◆ Supplied passage ◆
▼
Exploring Correlation in Python

Last Updated : 6 Feb, 2026

Correlation is one of the most commonly used statistical measures to understand how variables are related to each other. In Python, correlation helps identify whether two variables move together, move in opposite directions or have no relationship at all.

  • Helps understand data relationships.
  • Useful in feature selection for ML models.
  • Detects multicollinearity.
  • Supports better decision-making.
pearson_correlation_coefficient
Correlation

Correlation measures the strength and direction of the relationship between two numerical variables. Value ranges from -1 to +1

  • +1: Perfect positive relationship. That means both variables increase or decrease together. Example: Height and weight
  • -1: Perfect negative relationship meaning one variable increases while the other decreases. Example: Price and demand
  • 0: No relationship or no correlation means no visible relationship between variables. Example: Shoe size and exam marks

Common Correlation Methods in Python

1. Pearson Correlation

Pearson Correlation measures linear relationship between two continuous variables.

  • Range: -1 to +1
  • Assumes normally distributed data

2. Spearman Correlation

Spearman Correlation measures monotonic relationship using ranks.
▲
Boxed element entries:
▼
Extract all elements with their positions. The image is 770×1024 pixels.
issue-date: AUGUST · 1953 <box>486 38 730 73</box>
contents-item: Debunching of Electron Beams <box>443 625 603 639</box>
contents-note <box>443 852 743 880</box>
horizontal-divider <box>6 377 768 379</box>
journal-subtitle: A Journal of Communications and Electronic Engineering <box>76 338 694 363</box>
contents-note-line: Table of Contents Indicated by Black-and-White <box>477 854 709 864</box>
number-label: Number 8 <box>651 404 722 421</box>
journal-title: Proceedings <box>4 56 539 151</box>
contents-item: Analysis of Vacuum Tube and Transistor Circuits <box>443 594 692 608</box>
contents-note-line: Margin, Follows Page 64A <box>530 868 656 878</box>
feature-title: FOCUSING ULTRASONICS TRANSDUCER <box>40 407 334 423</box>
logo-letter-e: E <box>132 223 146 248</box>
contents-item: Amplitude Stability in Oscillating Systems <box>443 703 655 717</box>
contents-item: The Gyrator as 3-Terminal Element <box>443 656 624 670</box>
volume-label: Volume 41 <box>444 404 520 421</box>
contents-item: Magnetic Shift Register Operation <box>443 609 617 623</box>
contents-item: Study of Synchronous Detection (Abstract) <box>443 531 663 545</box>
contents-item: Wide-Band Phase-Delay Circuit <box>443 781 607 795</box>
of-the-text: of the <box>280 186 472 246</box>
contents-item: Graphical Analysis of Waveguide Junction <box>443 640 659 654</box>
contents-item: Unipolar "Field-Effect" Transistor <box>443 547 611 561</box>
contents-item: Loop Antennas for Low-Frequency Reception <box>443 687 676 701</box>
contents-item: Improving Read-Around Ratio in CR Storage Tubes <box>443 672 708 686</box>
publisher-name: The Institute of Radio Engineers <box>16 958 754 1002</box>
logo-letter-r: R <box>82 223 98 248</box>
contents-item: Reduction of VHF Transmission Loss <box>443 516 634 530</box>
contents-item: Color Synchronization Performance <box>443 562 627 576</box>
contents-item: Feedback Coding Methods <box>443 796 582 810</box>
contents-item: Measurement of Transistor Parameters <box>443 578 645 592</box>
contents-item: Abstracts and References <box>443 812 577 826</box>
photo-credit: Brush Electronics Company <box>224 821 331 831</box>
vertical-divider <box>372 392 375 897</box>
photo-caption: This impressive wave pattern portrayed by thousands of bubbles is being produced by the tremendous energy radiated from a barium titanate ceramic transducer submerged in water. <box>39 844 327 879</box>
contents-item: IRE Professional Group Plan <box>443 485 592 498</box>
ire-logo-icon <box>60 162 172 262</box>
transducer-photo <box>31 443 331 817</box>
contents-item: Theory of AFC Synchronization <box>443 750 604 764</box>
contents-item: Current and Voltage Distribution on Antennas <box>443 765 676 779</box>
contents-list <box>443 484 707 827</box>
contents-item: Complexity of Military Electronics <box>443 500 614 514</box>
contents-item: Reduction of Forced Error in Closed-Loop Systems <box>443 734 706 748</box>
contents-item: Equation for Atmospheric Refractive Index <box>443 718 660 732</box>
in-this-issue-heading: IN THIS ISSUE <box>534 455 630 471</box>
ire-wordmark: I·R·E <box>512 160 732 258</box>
▲
◆ Goal ◆
Copy the part of the correlation page above that lies between "Exploring Correlation in" and "Supports better decision-making.", inclusive, keeping every word unchanged.

◆ Correct output ◆
Exploring Correlation in Python

Last Updated : 6 Feb, 2026

Correlation is one of the most commonly used statistical measures to understand how variables are related to each other. In Python, correlation helps identify whether two variables move together, move in opposite directions or have no relationship at all.

  • Helps understand data relationships.
  • Useful in feature selection for ML models.
  • Detects multicollinearity.
  • Supports better decision-making.